_EXERCISE_: Each record must be reproduced exactly as it is shown.

[Start of SUPPLIED RECORDS]

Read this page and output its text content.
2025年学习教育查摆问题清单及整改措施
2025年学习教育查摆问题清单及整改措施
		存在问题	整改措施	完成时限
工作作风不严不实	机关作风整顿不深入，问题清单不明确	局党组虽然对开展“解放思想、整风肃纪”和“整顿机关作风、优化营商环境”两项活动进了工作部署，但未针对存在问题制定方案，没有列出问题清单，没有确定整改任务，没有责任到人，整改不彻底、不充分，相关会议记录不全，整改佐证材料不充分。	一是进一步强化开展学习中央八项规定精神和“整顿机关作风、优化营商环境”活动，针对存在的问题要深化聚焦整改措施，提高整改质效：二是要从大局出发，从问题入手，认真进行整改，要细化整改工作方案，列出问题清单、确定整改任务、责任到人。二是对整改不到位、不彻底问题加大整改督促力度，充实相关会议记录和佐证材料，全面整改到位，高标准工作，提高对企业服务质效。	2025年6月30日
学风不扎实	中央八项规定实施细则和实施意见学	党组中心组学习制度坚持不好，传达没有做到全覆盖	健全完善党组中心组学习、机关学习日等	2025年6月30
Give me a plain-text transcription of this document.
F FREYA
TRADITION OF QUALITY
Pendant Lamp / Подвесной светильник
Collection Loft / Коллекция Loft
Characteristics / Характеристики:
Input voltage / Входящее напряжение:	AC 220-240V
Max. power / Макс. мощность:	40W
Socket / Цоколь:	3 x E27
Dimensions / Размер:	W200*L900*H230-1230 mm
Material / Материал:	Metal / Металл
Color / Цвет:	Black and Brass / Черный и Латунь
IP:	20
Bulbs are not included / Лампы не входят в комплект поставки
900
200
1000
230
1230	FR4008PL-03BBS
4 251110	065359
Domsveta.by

[End of SUPPLIED RECORDS]

_THE RESULT_:
Read this page and output its text content.
2025年学习教育查摆问题清单及整改措施
2025年学习教育查摆问题清单及整改措施
		存在问题	整改措施	完成时限
工作作风不严不实	机关作风整顿不深入，问题清单不明确	局党组虽然对开展“解放思想、整风肃纪”和“整顿机关作风、优化营商环境”两项活动进了工作部署，但未针对存在问题制定方案，没有列出问题清单，没有确定整改任务，没有责任到人，整改不彻底、不充分，相关会议记录不全，整改佐证材料不充分。	一是进一步强化开展学习中央八项规定精神和“整顿机关作风、优化营商环境”活动，针对存在的问题要深化聚焦整改措施，提高整改质效：二是要从大局出发，从问题入手，认真进行整改，要细化整改工作方案，列出问题清单、确定整改任务、责任到人。二是对整改不到位、不彻底问题加大整改督促力度，充实相关会议记录和佐证材料，全面整改到位，高标准工作，提高对企业服务质效。	2025年6月30日
学风不扎实	中央八项规定实施细则和实施意见学	党组中心组学习制度坚持不好，传达没有做到全覆盖	健全完善党组中心组学习、机关学习日等	2025年6月30
Give me a plain-text transcription of this document.
F FREYA
TRADITION OF QUALITY
Pendant Lamp / Подвесной светильник
Collection Loft / Коллекция Loft
Characteristics / Характеристики:
Input voltage / Входящее напряжение:	AC 220-240V
Max. power / Макс. мощность:	40W
Socket / Цоколь:	3 x E27
Dimensions / Размер:	W200*L900*H230-1230 mm
Material / Материал:	Metal / Металл
Color / Цвет:	Black and Brass / Черный и Латунь
IP:	20
Bulbs are not included / Лампы не входят в комплект поставки
900
200
1000
230
1230	FR4008PL-03BBS
4 251110	065359
Domsveta.by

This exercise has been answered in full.